→ **REQUIRED WORK**
Only the number is wanted: how many lines contain the string "exploratory"?

→ **TASK INPUTS**
*-*-*
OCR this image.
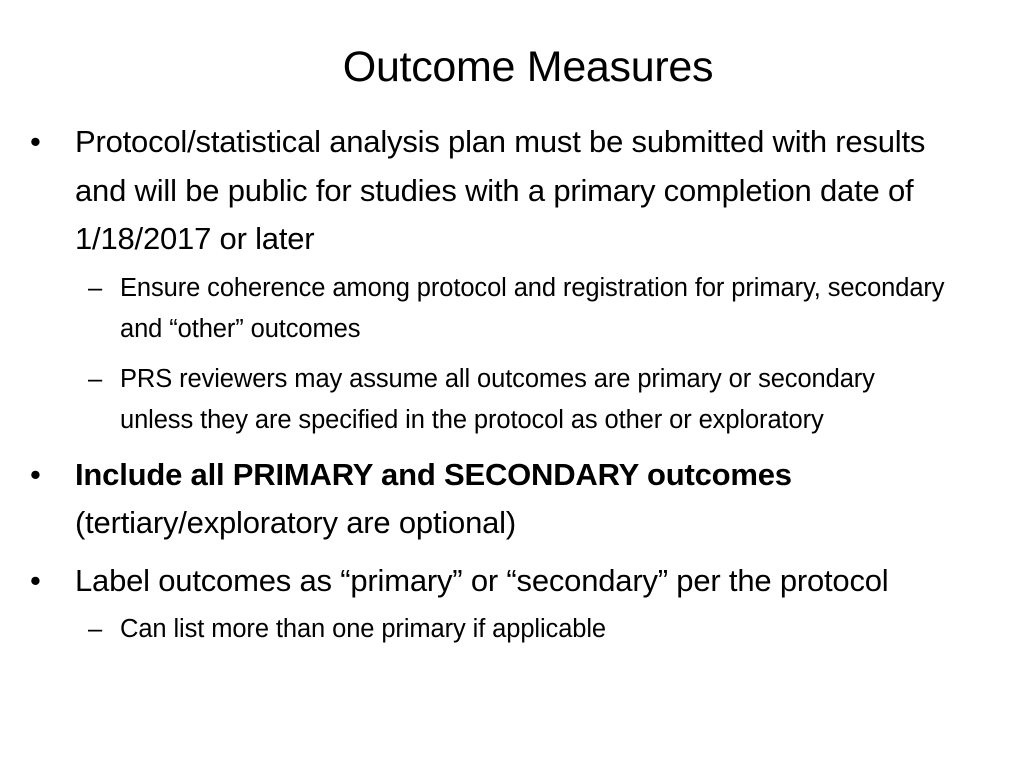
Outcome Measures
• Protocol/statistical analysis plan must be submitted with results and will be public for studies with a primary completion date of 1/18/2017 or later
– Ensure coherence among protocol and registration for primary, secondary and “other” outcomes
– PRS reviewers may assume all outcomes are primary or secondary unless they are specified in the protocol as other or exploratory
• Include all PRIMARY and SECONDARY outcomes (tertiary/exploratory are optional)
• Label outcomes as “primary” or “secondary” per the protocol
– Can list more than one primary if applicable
*-*-*
→ **WRITTEN ANSWER**
2